You can also run an automated check using pkg-check(8).


----------



## Smok (Aug 8, 2018)

Is it normal that packages installed via pkg (including the pkg itself) end up in /usr/local ?
Generally, the system packages on linux end up in /usr


----------



## ShelLuser (Aug 8, 2018)

Smok said:


> Is it normal that packages installed via pkg (including the pkg itself) end up in /usr/local ?


Yes, that's normal.

Seriously: it helps to read the FreeBSD handbook, that way you'll learn about these basic facts.



Smok said:


> Generally, the system packages on linux end up in /usr


The FreeBSD base system is a totally separate setup from general package management. Unlike with Linux you cannot disrupt the base system by removing the wrong package(s). Therefor nothing gets installed "within" the base system because it has no place there. As such: /usr/local.


----------



## SirDice (Aug 8, 2018)

Smok said:


> Is it normal that packages installed via pkg (including the pkg itself) end up in /usr/local ?


It's actually mandatory, so yes, it's normal. 



Smok said:


> Generally, the system packages on linux end up in /usr


Generally speaking Linux is only a kernel and nothing else. FreeBSD is a complete OS.


----------

**DATA SHOWN**
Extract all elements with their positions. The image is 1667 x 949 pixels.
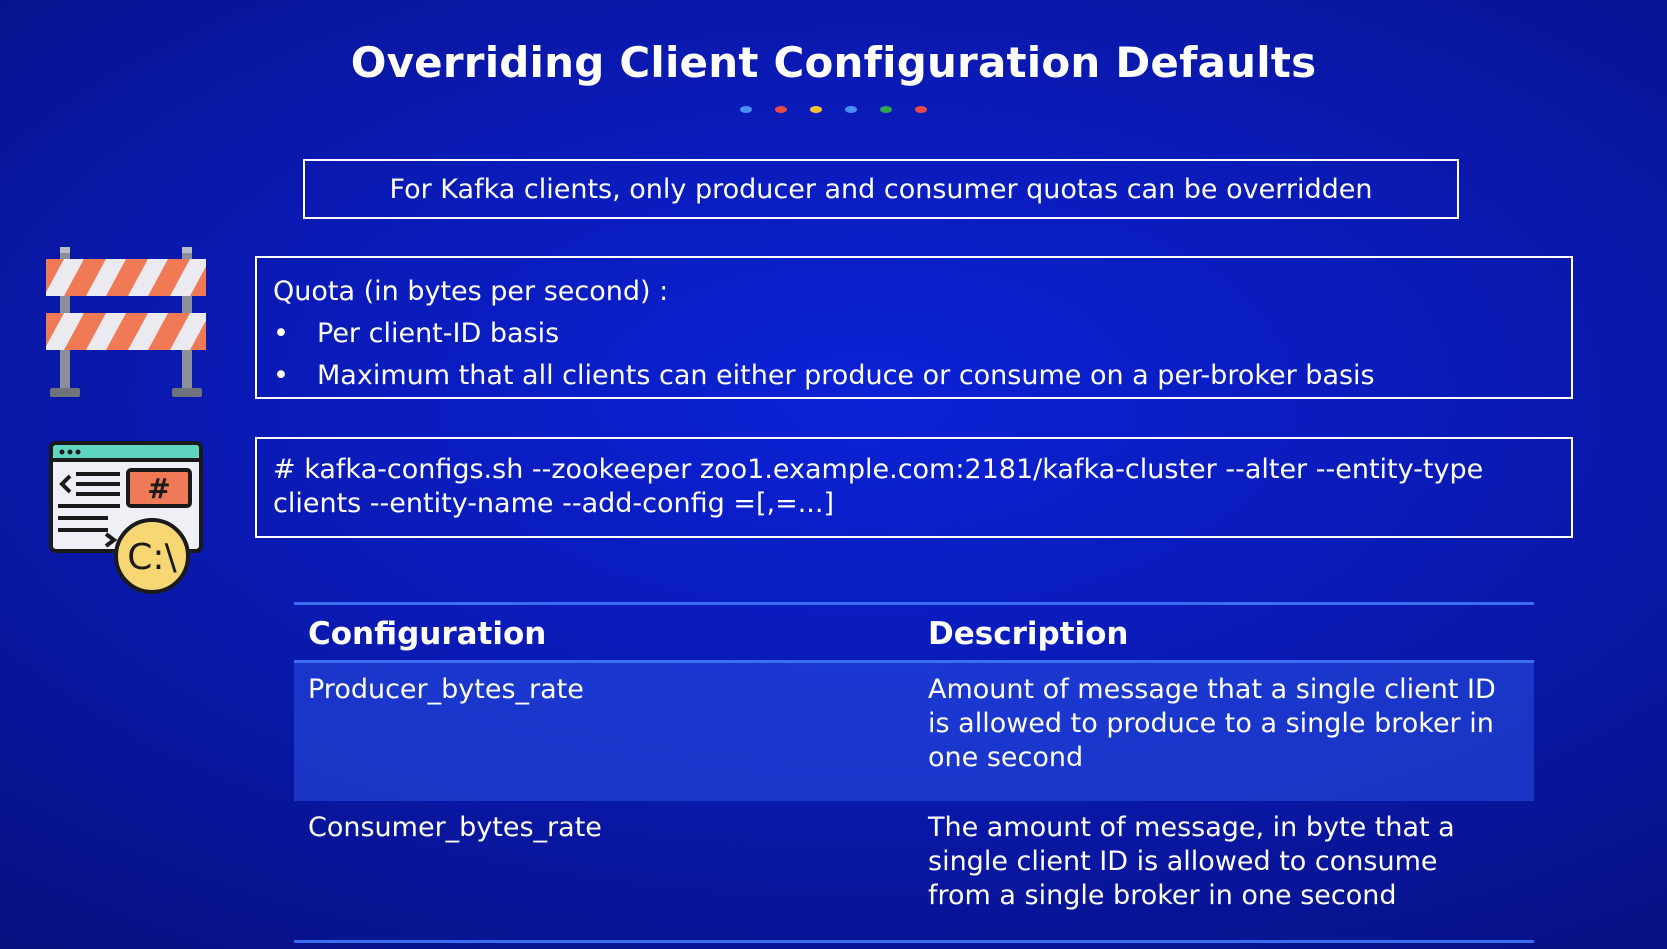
config-cell: Producer_bytes_rate bbox=[294, 661, 914, 801]
hash-label: # bbox=[147, 472, 170, 505]
column-header-description: Description bbox=[914, 603, 1534, 663]
command-line-1: # kafka-configs.sh --zookeeper zoo1.exam… bbox=[273, 454, 1484, 485]
decorative-dots bbox=[0, 106, 1667, 113]
description-line: single client ID is allowed to consume bbox=[928, 845, 1438, 877]
list-item: • Per client-ID basis bbox=[273, 313, 1555, 355]
dot bbox=[845, 106, 857, 113]
command-line-icon: # C:\ bbox=[49, 441, 203, 594]
config-cell: Consumer_bytes_rate bbox=[308, 811, 602, 843]
dot bbox=[880, 106, 892, 113]
table-row: Producer_bytes_rate Amount of message th… bbox=[294, 661, 1534, 801]
list-item-text: Per client-ID basis bbox=[317, 318, 560, 349]
description-line: is allowed to produce to a single broker… bbox=[928, 708, 1494, 739]
list-item-text: Maximum that all clients can either prod… bbox=[317, 360, 1375, 391]
description-line: one second bbox=[928, 742, 1084, 773]
command-line-2: clients --entity-name --add-config =[,=.… bbox=[273, 488, 834, 519]
config-table: Configuration Description Producer_bytes… bbox=[294, 602, 1534, 943]
slide-title: Overriding Client Configuration Defaults bbox=[350, 38, 1317, 87]
bullet: • bbox=[273, 318, 289, 349]
table-header-row: Configuration Description bbox=[294, 603, 1534, 663]
dot bbox=[915, 106, 927, 113]
quota-box: Quota (in bytes per second) : • Per clie… bbox=[255, 256, 1573, 399]
terminal-label: C:\ bbox=[127, 537, 177, 578]
description-line: The amount of message, in byte that a bbox=[928, 811, 1455, 843]
dot bbox=[810, 106, 822, 113]
note-box: For Kafka clients, only producer and con… bbox=[303, 159, 1459, 219]
command-box: # kafka-configs.sh --zookeeper zoo1.exam… bbox=[255, 437, 1573, 538]
road-barrier-icon bbox=[46, 247, 206, 397]
description-line: from a single broker in one second bbox=[928, 879, 1397, 911]
column-header-configuration: Configuration bbox=[294, 603, 914, 663]
quota-heading: Quota (in bytes per second) : bbox=[273, 276, 669, 307]
dot bbox=[775, 106, 787, 113]
quota-list: • Per client-ID basis • Maximum that all… bbox=[273, 313, 1555, 397]
bullet: • bbox=[273, 360, 289, 391]
description-cell: Amount of message that a single client I… bbox=[914, 661, 1534, 801]
list-item: • Maximum that all clients can either pr… bbox=[273, 355, 1555, 397]
dot bbox=[740, 106, 752, 113]
table-row: Consumer_bytes_rate The amount of messag… bbox=[294, 801, 1534, 942]
description-cell: The amount of message, in byte that a si… bbox=[914, 801, 1534, 942]
description-line: Amount of message that a single client I… bbox=[928, 674, 1496, 705]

**CHALLENGES**
**A.** For each statement below, say yes or no as to whether it agrees with the forum thread, and quote the words of the thread that decide it.
(i) ShelLuser says that on FreeBSD, removing the wrong package can disrupt the base system.
(ii) SirDice says it is mandatory for packages installed via pkg to end up in /usr/local.
(iii) SirDice describes FreeBSD as only a kernel.
**B.** Answer these questions from the forum thread, one answer per line.
(i) What tool does the thread name for running an automated check?
(ii) According to Smok, where do system packages generally end up on Linux?
(iii) What does ShelLuser recommend reading?
**C.** Please reproduce the forum thread word for word between "## SirDice (Aug" and "yes, it's normal.", inclusive.

**RESPONSES PER TASK**
**A.**
(i) No: "Unlike with Linux you cannot disrupt the base system by removing the wrong package(s)."
(ii) Yes: "It's actually mandatory, so yes, it's normal."
(iii) No: "FreeBSD is a complete OS."

**B.**
(i) pkg-check(8)
(ii) /usr
(iii) The FreeBSD handbook

**C.**
## SirDice (Aug 8, 2018)

Smok said:


> Is it normal that packages installed via pkg (including the pkg itself) end up in /usr/local ?


It's actually mandatory, so yes, it's normal.